Stored records:

================

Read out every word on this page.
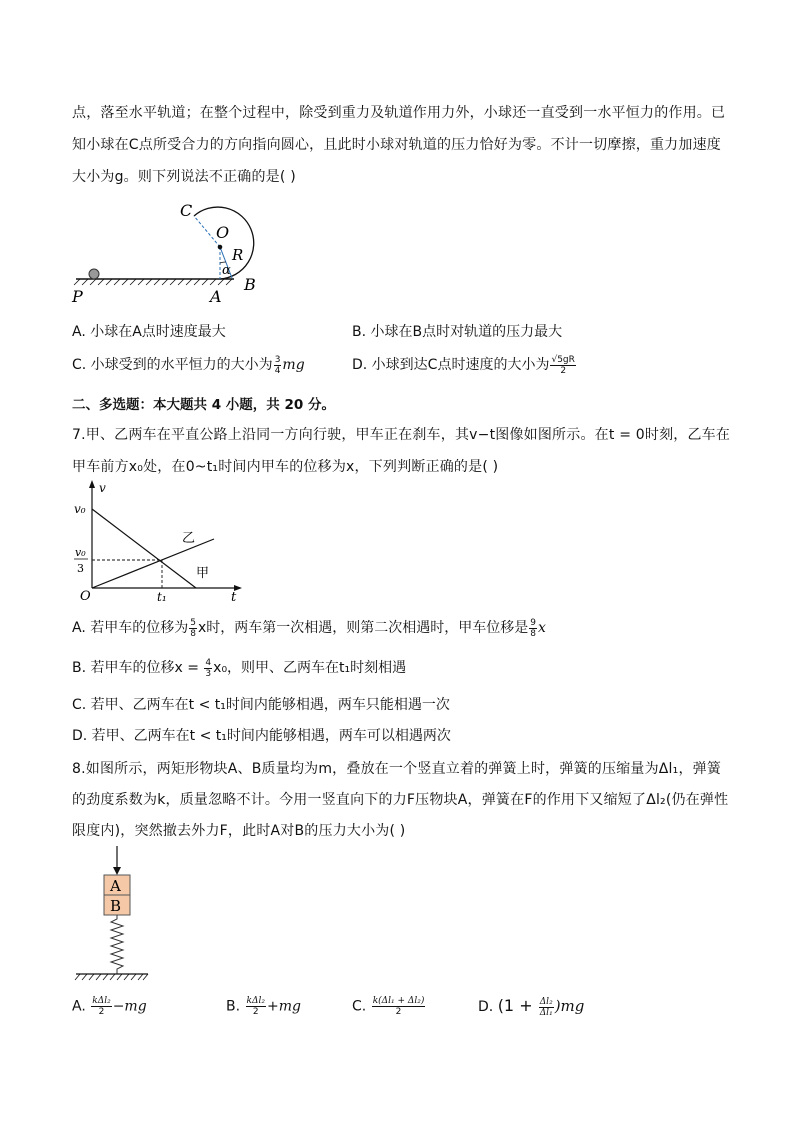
点，落至水平轨道；在整个过程中，除受到重力及轨道作用力外，小球还一直受到一水平恒力的作用。已
知小球在C点所受合力的方向指向圆心，且此时小球对轨道的压力恰好为零。不计一切摩擦，重力加速度
大小为g。则下列说法不正确的是( )
C
O
R
α
B
P	A
A. 小球在A点时速度最大	B. 小球在B点时对轨道的压力最大
C. 小球受到的水平恒力的大小为 $\frac{3}{4}$ mg	D. 小球到达C点时速度的大小为 $\frac{√5gR}{2}$
二、多选题：本大题共 4 小题，共 20 分。
7.甲、乙两车在平直公路上沿同一方向行驶，甲车正在刹车，其v−t图像如图所示。在t = 0时刻，乙车在
甲车前方x₀处，在0~t₁时间内甲车的位移为x，下列判断正确的是( )
v
v₀
v₀
3
乙
甲
O	t₁	t
A. 若甲车的位移为 $\frac{5}{8}$ x时，两车第一次相遇，则第二次相遇时，甲车位移是 $\frac{9}{8}$ x
B. 若甲车的位移$x = \frac{4}{3} x_0$，则甲、乙两车在t₁时刻相遇
C. 若甲、乙两车在t < t₁时间内能够相遇，两车只能相遇一次
D. 若甲、乙两车在t < t₁时间内能够相遇，两车可以相遇两次
8.如图所示，两矩形物块A、B质量均为m，叠放在一个竖直立着的弹簧上时，弹簧的压缩量为Δl₁，弹簧
的劲度系数为k，质量忽略不计。今用一竖直向下的力F压物块A，弹簧在F的作用下又缩短了Δl₂(仍在弹性
限度内)，突然撤去外力F，此时A对B的压力大小为( )
A
B
A. $\frac{\text{kΔl₂}}{2} -mg$	B. $\frac{\text{kΔl₂}}{2} +mg$	C. $\frac{\text{k(Δl₁ + Δl₂)}}{2}$	D. $(1 + \frac{\text{Δl₂}}{\text{Δl₁}} )mg$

================

● **EXERCISE REQUIREMENTS**:
Extract all the data above exactly, excluding every picture.

● **WRITTEN RESPONSE**:
Read out every word on this page.
点，落至水平轨道；在整个过程中，除受到重力及轨道作用力外，小球还一直受到一水平恒力的作用。已
知小球在C点所受合力的方向指向圆心，且此时小球对轨道的压力恰好为零。不计一切摩擦，重力加速度
大小为g。则下列说法不正确的是( )
C
O
R
α
B
P	A
A. 小球在A点时速度最大	B. 小球在B点时对轨道的压力最大
C. 小球受到的水平恒力的大小为 $\frac{3}{4}$ mg	D. 小球到达C点时速度的大小为 $\frac{√5gR}{2}$
二、多选题：本大题共 4 小题，共 20 分。
7.甲、乙两车在平直公路上沿同一方向行驶，甲车正在刹车，其v−t图像如图所示。在t = 0时刻，乙车在
甲车前方x₀处，在0~t₁时间内甲车的位移为x，下列判断正确的是( )
v
v₀
v₀
3
乙
甲
O	t₁	t
A. 若甲车的位移为 $\frac{5}{8}$ x时，两车第一次相遇，则第二次相遇时，甲车位移是 $\frac{9}{8}$ x
B. 若甲车的位移$x = \frac{4}{3} x_0$，则甲、乙两车在t₁时刻相遇
C. 若甲、乙两车在t < t₁时间内能够相遇，两车只能相遇一次
D. 若甲、乙两车在t < t₁时间内能够相遇，两车可以相遇两次
8.如图所示，两矩形物块A、B质量均为m，叠放在一个竖直立着的弹簧上时，弹簧的压缩量为Δl₁，弹簧
的劲度系数为k，质量忽略不计。今用一竖直向下的力F压物块A，弹簧在F的作用下又缩短了Δl₂(仍在弹性
限度内)，突然撤去外力F，此时A对B的压力大小为( )
A
B
A. $\frac{\text{kΔl₂}}{2} -mg$	B. $\frac{\text{kΔl₂}}{2} +mg$	C. $\frac{\text{k(Δl₁ + Δl₂)}}{2}$	D. $(1 + \frac{\text{Δl₂}}{\text{Δl₁}} )mg$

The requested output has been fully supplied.